>> begin SUPPLIED INFORMATION

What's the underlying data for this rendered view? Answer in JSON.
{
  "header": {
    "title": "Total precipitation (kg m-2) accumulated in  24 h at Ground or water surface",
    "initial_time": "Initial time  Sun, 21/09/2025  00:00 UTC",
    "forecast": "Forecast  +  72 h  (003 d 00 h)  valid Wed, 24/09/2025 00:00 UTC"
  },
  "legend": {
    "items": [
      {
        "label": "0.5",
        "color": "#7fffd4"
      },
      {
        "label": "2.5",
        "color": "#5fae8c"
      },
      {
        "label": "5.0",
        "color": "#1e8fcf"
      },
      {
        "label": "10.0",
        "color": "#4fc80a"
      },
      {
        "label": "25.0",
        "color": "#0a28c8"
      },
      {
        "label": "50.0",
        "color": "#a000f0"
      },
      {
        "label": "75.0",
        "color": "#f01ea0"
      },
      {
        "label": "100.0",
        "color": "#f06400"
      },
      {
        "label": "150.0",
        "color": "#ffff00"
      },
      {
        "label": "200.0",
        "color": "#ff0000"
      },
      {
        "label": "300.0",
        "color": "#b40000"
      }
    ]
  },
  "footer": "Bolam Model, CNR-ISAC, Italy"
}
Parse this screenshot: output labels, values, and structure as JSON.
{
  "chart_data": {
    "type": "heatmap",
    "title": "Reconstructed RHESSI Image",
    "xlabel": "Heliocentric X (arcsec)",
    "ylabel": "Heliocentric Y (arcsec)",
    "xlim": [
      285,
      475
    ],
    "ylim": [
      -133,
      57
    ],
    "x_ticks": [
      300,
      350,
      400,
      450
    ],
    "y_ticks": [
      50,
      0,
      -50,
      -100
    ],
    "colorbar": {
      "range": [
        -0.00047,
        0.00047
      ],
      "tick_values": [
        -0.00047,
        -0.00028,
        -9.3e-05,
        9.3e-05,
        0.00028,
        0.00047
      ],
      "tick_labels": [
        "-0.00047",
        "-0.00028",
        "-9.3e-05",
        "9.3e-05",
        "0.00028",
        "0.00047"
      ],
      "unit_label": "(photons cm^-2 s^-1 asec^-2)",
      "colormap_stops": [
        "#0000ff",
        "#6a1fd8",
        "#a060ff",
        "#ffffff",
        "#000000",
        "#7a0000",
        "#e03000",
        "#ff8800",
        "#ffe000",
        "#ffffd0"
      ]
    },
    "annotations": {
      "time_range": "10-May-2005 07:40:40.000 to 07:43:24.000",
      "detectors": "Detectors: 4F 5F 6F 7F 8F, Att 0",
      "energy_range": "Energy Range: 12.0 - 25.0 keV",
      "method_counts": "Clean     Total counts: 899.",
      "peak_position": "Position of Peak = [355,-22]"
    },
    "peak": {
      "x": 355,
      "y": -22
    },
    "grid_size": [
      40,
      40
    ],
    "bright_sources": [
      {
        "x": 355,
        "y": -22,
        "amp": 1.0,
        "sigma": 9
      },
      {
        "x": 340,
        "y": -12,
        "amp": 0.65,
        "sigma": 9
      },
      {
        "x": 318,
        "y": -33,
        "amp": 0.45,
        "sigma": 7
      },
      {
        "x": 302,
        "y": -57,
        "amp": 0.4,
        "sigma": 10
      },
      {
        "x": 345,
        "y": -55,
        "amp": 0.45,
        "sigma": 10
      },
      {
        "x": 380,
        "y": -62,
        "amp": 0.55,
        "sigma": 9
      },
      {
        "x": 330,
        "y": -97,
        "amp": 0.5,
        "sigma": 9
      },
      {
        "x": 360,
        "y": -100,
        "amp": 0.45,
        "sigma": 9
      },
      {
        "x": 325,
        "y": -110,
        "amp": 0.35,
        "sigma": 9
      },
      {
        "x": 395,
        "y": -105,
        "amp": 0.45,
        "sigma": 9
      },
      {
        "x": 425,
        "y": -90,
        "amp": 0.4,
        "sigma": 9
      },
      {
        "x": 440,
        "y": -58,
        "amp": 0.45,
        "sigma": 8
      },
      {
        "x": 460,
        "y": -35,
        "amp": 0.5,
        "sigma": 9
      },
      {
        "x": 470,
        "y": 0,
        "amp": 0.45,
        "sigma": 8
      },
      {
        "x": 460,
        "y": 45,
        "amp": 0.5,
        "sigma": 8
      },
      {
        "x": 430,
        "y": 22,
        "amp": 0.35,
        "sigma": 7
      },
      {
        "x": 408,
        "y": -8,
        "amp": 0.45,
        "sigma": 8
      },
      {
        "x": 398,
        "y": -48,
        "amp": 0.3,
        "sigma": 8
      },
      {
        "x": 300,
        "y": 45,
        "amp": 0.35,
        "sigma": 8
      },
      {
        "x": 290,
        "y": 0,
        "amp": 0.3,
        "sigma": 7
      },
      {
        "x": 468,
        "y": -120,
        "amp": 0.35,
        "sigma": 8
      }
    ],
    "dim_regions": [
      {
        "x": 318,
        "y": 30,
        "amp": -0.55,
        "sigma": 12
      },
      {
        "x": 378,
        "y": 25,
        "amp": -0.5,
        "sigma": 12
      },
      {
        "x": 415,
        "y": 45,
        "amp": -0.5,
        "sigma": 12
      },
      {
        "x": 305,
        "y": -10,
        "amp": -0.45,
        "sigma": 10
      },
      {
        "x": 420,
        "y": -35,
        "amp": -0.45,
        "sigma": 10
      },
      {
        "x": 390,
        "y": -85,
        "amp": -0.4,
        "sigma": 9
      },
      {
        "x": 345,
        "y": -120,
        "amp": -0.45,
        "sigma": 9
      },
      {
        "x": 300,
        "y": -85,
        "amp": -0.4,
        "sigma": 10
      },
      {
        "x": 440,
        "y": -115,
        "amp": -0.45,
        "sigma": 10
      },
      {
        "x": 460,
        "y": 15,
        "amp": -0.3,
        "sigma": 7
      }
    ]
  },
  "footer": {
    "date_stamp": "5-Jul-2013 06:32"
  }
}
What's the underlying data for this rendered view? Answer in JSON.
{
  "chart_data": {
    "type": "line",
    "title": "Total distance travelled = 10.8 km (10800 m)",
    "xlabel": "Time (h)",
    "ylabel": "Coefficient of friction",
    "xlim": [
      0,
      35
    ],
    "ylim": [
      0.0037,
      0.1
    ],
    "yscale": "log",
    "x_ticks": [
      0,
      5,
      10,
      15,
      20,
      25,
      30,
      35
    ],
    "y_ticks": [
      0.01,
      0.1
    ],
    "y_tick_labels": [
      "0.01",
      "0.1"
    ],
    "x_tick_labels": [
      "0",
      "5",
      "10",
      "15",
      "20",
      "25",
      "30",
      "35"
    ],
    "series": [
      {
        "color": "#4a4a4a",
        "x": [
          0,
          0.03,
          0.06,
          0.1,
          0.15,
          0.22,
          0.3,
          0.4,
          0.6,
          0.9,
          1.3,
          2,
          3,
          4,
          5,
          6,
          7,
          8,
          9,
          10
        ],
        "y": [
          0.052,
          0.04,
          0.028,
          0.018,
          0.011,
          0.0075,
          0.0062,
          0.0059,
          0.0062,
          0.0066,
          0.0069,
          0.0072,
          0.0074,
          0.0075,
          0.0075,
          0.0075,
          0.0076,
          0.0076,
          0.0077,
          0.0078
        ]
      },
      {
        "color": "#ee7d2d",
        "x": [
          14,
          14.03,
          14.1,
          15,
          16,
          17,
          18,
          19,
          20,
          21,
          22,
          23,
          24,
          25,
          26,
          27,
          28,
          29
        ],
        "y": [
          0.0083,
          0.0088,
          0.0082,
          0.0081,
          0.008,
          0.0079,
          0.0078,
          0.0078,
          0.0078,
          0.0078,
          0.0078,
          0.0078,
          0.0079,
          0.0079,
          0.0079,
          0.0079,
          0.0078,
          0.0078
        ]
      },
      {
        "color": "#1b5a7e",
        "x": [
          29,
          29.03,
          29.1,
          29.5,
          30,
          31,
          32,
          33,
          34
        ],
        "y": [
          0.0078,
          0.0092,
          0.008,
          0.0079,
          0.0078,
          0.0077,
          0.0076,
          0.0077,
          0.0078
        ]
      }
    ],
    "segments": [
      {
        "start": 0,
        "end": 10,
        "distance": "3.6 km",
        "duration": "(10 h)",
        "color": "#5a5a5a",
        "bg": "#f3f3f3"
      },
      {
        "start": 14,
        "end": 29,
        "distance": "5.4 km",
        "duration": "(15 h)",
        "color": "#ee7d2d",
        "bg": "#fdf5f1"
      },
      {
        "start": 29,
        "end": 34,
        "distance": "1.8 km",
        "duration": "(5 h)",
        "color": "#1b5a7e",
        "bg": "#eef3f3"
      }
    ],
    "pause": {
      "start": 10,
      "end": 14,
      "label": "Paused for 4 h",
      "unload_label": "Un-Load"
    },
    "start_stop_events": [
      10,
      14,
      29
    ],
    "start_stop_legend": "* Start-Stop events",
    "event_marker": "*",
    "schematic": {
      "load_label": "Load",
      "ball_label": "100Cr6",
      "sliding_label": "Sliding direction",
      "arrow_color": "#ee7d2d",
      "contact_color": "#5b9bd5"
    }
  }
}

>> end SUPPLIED INFORMATION

▶ [TASK BRIEF] Look through the listing above and count the lines where the string "footer" appears. Report the number only.

▶ [EXERCISE SOLUTION] 2